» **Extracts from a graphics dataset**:
"""
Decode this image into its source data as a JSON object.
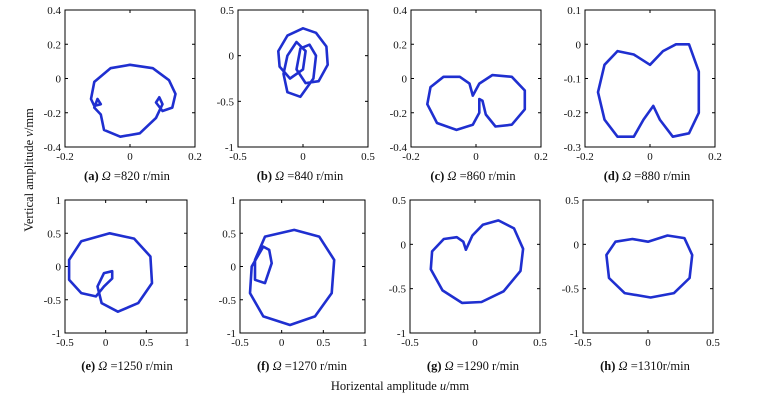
{
  "figure": {
    "xlabel_prefix": "Horizental amplitude ",
    "xlabel_var": "u",
    "xlabel_suffix": "/mm",
    "ylabel_prefix": "Vertical amplitude ",
    "ylabel_var": "v",
    "ylabel_suffix": "/mm"
  },
  "chart_data": [
    {
      "type": "line",
      "panel": "a",
      "letter": "(a)",
      "omega_symbol": "Ω",
      "speed_text": "=820 r/min",
      "xlim": [
        -0.2,
        0.2
      ],
      "ylim": [
        -0.4,
        0.4
      ],
      "xticks": [
        "-0.2",
        "0",
        "0.2"
      ],
      "yticks": [
        "0.4",
        "0.2",
        "0",
        "-0.2",
        "-0.4"
      ],
      "series": [
        {
          "points": [
            [
              0.0,
              0.08
            ],
            [
              0.07,
              0.06
            ],
            [
              0.12,
              -0.01
            ],
            [
              0.14,
              -0.09
            ],
            [
              0.13,
              -0.17
            ],
            [
              0.1,
              -0.19
            ],
            [
              0.08,
              -0.14
            ],
            [
              0.09,
              -0.11
            ],
            [
              0.1,
              -0.15
            ],
            [
              0.08,
              -0.23
            ],
            [
              0.03,
              -0.32
            ],
            [
              -0.03,
              -0.34
            ],
            [
              -0.08,
              -0.3
            ],
            [
              -0.09,
              -0.21
            ],
            [
              -0.11,
              -0.17
            ],
            [
              -0.1,
              -0.12
            ],
            [
              -0.09,
              -0.15
            ],
            [
              -0.11,
              -0.16
            ],
            [
              -0.12,
              -0.12
            ],
            [
              -0.11,
              -0.02
            ],
            [
              -0.06,
              0.06
            ],
            [
              0.0,
              0.08
            ]
          ]
        }
      ]
    },
    {
      "type": "line",
      "panel": "b",
      "letter": "(b)",
      "omega_symbol": "Ω",
      "speed_text": "=840 r/min",
      "xlim": [
        -0.5,
        0.5
      ],
      "ylim": [
        -1,
        0.5
      ],
      "xticks": [
        "-0.5",
        "0",
        "0.5"
      ],
      "yticks": [
        "0.5",
        "0",
        "-0.5",
        "-1"
      ],
      "series": [
        {
          "points": [
            [
              0.0,
              0.3
            ],
            [
              0.1,
              0.25
            ],
            [
              0.18,
              0.1
            ],
            [
              0.19,
              -0.1
            ],
            [
              0.12,
              -0.28
            ],
            [
              0.02,
              -0.3
            ],
            [
              -0.05,
              -0.15
            ],
            [
              -0.02,
              0.08
            ],
            [
              0.05,
              0.12
            ],
            [
              0.1,
              0.0
            ],
            [
              0.08,
              -0.25
            ],
            [
              -0.02,
              -0.45
            ],
            [
              -0.12,
              -0.4
            ],
            [
              -0.15,
              -0.2
            ],
            [
              -0.12,
              0.0
            ],
            [
              -0.05,
              0.15
            ],
            [
              0.02,
              0.05
            ],
            [
              0.0,
              -0.15
            ],
            [
              -0.1,
              -0.25
            ],
            [
              -0.18,
              -0.12
            ],
            [
              -0.19,
              0.05
            ],
            [
              -0.12,
              0.22
            ],
            [
              0.0,
              0.3
            ]
          ]
        }
      ]
    },
    {
      "type": "line",
      "panel": "c",
      "letter": "(c)",
      "omega_symbol": "Ω",
      "speed_text": "=860 r/min",
      "xlim": [
        -0.2,
        0.2
      ],
      "ylim": [
        -0.4,
        0.4
      ],
      "xticks": [
        "-0.2",
        "0",
        "0.2"
      ],
      "yticks": [
        "0.4",
        "0.2",
        "0",
        "-0.2",
        "-0.4"
      ],
      "series": [
        {
          "points": [
            [
              -0.01,
              -0.1
            ],
            [
              -0.02,
              -0.03
            ],
            [
              -0.05,
              0.01
            ],
            [
              -0.1,
              0.01
            ],
            [
              -0.14,
              -0.05
            ],
            [
              -0.15,
              -0.15
            ],
            [
              -0.12,
              -0.26
            ],
            [
              -0.06,
              -0.3
            ],
            [
              -0.01,
              -0.27
            ],
            [
              0.01,
              -0.2
            ],
            [
              0.01,
              -0.12
            ],
            [
              0.02,
              -0.13
            ],
            [
              0.03,
              -0.21
            ],
            [
              0.06,
              -0.28
            ],
            [
              0.11,
              -0.27
            ],
            [
              0.15,
              -0.18
            ],
            [
              0.15,
              -0.07
            ],
            [
              0.11,
              0.01
            ],
            [
              0.05,
              0.02
            ],
            [
              0.01,
              -0.03
            ],
            [
              -0.01,
              -0.1
            ]
          ]
        }
      ]
    },
    {
      "type": "line",
      "panel": "d",
      "letter": "(d)",
      "omega_symbol": "Ω",
      "speed_text": "=880 r/min",
      "xlim": [
        -0.2,
        0.2
      ],
      "ylim": [
        -0.3,
        0.1
      ],
      "xticks": [
        "-0.2",
        "0",
        "0.2"
      ],
      "yticks": [
        "0.1",
        "0",
        "-0.1",
        "-0.2",
        "-0.3"
      ],
      "series": [
        {
          "points": [
            [
              0.0,
              -0.06
            ],
            [
              -0.05,
              -0.03
            ],
            [
              -0.1,
              -0.02
            ],
            [
              -0.14,
              -0.06
            ],
            [
              -0.16,
              -0.14
            ],
            [
              -0.14,
              -0.22
            ],
            [
              -0.1,
              -0.27
            ],
            [
              -0.05,
              -0.27
            ],
            [
              -0.02,
              -0.22
            ],
            [
              0.01,
              -0.18
            ],
            [
              0.03,
              -0.22
            ],
            [
              0.07,
              -0.27
            ],
            [
              0.12,
              -0.26
            ],
            [
              0.15,
              -0.2
            ],
            [
              0.15,
              -0.08
            ],
            [
              0.12,
              0.0
            ],
            [
              0.08,
              0.0
            ],
            [
              0.04,
              -0.02
            ],
            [
              0.0,
              -0.06
            ]
          ]
        }
      ]
    },
    {
      "type": "line",
      "panel": "e",
      "letter": "(e)",
      "omega_symbol": "Ω",
      "speed_text": "=1250 r/min",
      "xlim": [
        -0.5,
        1
      ],
      "ylim": [
        -1,
        1
      ],
      "xticks": [
        "-0.5",
        "0",
        "0.5",
        "1"
      ],
      "yticks": [
        "1",
        "0.5",
        "0",
        "-0.5",
        "-1"
      ],
      "series": [
        {
          "points": [
            [
              0.05,
              0.5
            ],
            [
              0.35,
              0.42
            ],
            [
              0.55,
              0.15
            ],
            [
              0.57,
              -0.25
            ],
            [
              0.4,
              -0.55
            ],
            [
              0.15,
              -0.68
            ],
            [
              -0.05,
              -0.55
            ],
            [
              -0.1,
              -0.3
            ],
            [
              -0.02,
              -0.1
            ],
            [
              0.08,
              -0.07
            ],
            [
              0.08,
              -0.18
            ],
            [
              -0.02,
              -0.3
            ],
            [
              -0.12,
              -0.45
            ],
            [
              -0.3,
              -0.4
            ],
            [
              -0.45,
              -0.2
            ],
            [
              -0.45,
              0.1
            ],
            [
              -0.3,
              0.38
            ],
            [
              0.05,
              0.5
            ]
          ]
        }
      ]
    },
    {
      "type": "line",
      "panel": "f",
      "letter": "(f)",
      "omega_symbol": "Ω",
      "speed_text": "=1270 r/min",
      "xlim": [
        -0.5,
        1
      ],
      "ylim": [
        -1,
        1
      ],
      "xticks": [
        "-0.5",
        "0",
        "0.5",
        "1"
      ],
      "yticks": [
        "1",
        "0.5",
        "0",
        "-0.5",
        "-1"
      ],
      "series": [
        {
          "points": [
            [
              0.15,
              0.55
            ],
            [
              0.45,
              0.45
            ],
            [
              0.63,
              0.1
            ],
            [
              0.6,
              -0.4
            ],
            [
              0.4,
              -0.75
            ],
            [
              0.1,
              -0.88
            ],
            [
              -0.22,
              -0.75
            ],
            [
              -0.38,
              -0.4
            ],
            [
              -0.36,
              0.0
            ],
            [
              -0.22,
              0.3
            ],
            [
              -0.15,
              0.25
            ],
            [
              -0.12,
              0.05
            ],
            [
              -0.2,
              -0.25
            ],
            [
              -0.32,
              -0.2
            ],
            [
              -0.32,
              0.1
            ],
            [
              -0.2,
              0.45
            ],
            [
              0.15,
              0.55
            ]
          ]
        }
      ]
    },
    {
      "type": "line",
      "panel": "g",
      "letter": "(g)",
      "omega_symbol": "Ω",
      "speed_text": "=1290 r/min",
      "xlim": [
        -0.5,
        0.5
      ],
      "ylim": [
        -1,
        0.5
      ],
      "xticks": [
        "-0.5",
        "0",
        "0.5"
      ],
      "yticks": [
        "0.5",
        "0",
        "-0.5",
        "-1"
      ],
      "series": [
        {
          "points": [
            [
              -0.07,
              -0.06
            ],
            [
              -0.09,
              0.03
            ],
            [
              -0.14,
              0.08
            ],
            [
              -0.24,
              0.06
            ],
            [
              -0.33,
              -0.08
            ],
            [
              -0.34,
              -0.28
            ],
            [
              -0.25,
              -0.52
            ],
            [
              -0.1,
              -0.66
            ],
            [
              0.05,
              -0.65
            ],
            [
              0.22,
              -0.53
            ],
            [
              0.35,
              -0.3
            ],
            [
              0.37,
              -0.05
            ],
            [
              0.3,
              0.18
            ],
            [
              0.18,
              0.27
            ],
            [
              0.06,
              0.22
            ],
            [
              -0.02,
              0.1
            ],
            [
              -0.07,
              -0.06
            ]
          ]
        }
      ]
    },
    {
      "type": "line",
      "panel": "h",
      "letter": "(h)",
      "omega_symbol": "Ω",
      "speed_text": "=1310r/min",
      "xlim": [
        -0.5,
        0.5
      ],
      "ylim": [
        -1,
        0.5
      ],
      "xticks": [
        "-0.5",
        "0",
        "0.5"
      ],
      "yticks": [
        "0.5",
        "0",
        "-0.5",
        "-1"
      ],
      "series": [
        {
          "points": [
            [
              0.0,
              0.03
            ],
            [
              -0.12,
              0.06
            ],
            [
              -0.25,
              0.03
            ],
            [
              -0.32,
              -0.12
            ],
            [
              -0.3,
              -0.38
            ],
            [
              -0.18,
              -0.55
            ],
            [
              0.02,
              -0.6
            ],
            [
              0.2,
              -0.55
            ],
            [
              0.32,
              -0.38
            ],
            [
              0.34,
              -0.12
            ],
            [
              0.28,
              0.07
            ],
            [
              0.15,
              0.1
            ],
            [
              0.0,
              0.03
            ]
          ]
        }
      ]
    }
  ]
}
"""
» **To be done**: Look through the records and gather every line containing "letter".

» **Finished exercise**:
      "letter": "(a)",
      "letter": "(b)",
      "letter": "(c)",
      "letter": "(d)",
      "letter": "(e)",
      "letter": "(f)",
      "letter": "(g)",
      "letter": "(h)",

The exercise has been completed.